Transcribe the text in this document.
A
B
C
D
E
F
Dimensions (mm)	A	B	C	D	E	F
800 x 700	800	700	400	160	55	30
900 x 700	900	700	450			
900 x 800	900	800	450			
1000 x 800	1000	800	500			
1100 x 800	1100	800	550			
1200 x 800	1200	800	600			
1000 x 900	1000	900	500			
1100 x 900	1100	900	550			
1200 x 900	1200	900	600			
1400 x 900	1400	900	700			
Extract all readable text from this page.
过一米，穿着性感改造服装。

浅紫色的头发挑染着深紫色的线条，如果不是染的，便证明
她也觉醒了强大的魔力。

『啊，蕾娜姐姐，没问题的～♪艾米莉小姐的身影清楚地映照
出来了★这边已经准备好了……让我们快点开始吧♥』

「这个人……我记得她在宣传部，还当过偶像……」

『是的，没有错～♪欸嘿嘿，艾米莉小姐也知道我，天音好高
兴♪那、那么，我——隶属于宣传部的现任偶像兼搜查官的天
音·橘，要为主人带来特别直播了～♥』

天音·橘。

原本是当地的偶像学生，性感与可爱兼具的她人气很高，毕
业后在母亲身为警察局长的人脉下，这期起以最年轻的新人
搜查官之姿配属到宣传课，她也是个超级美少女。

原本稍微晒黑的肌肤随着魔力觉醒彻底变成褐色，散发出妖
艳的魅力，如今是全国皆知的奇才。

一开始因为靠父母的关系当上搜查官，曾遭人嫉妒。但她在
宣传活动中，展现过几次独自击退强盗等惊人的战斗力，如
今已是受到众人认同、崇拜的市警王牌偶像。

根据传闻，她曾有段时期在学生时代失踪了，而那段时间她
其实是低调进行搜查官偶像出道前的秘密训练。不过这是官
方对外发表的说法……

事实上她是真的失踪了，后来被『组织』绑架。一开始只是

· · · ·

* **Problem**: Word for word, write out all of the data above.

* **Response to this task**:
Transcribe the text in this document.
A
B
C
D
E
F
Dimensions (mm)	A	B	C	D	E	F
800 x 700	800	700	400	160	55	30
900 x 700	900	700	450			
900 x 800	900	800	450			
1000 x 800	1000	800	500			
1100 x 800	1100	800	550			
1200 x 800	1200	800	600			
1000 x 900	1000	900	500			
1100 x 900	1100	900	550			
1200 x 900	1200	900	600			
1400 x 900	1400	900	700			
Extract all readable text from this page.
过一米，穿着性感改造服装。

浅紫色的头发挑染着深紫色的线条，如果不是染的，便证明
她也觉醒了强大的魔力。

『啊，蕾娜姐姐，没问题的～♪艾米莉小姐的身影清楚地映照
出来了★这边已经准备好了……让我们快点开始吧♥』

「这个人……我记得她在宣传部，还当过偶像……」

『是的，没有错～♪欸嘿嘿，艾米莉小姐也知道我，天音好高
兴♪那、那么，我——隶属于宣传部的现任偶像兼搜查官的天
音·橘，要为主人带来特别直播了～♥』

天音·橘。

原本是当地的偶像学生，性感与可爱兼具的她人气很高，毕
业后在母亲身为警察局长的人脉下，这期起以最年轻的新人
搜查官之姿配属到宣传课，她也是个超级美少女。

原本稍微晒黑的肌肤随着魔力觉醒彻底变成褐色，散发出妖
艳的魅力，如今是全国皆知的奇才。

一开始因为靠父母的关系当上搜查官，曾遭人嫉妒。但她在
宣传活动中，展现过几次独自击退强盗等惊人的战斗力，如
今已是受到众人认同、崇拜的市警王牌偶像。

根据传闻，她曾有段时期在学生时代失踪了，而那段时间她
其实是低调进行搜查官偶像出道前的秘密训练。不过这是官
方对外发表的说法……

事实上她是真的失踪了，后来被『组织』绑架。一开始只是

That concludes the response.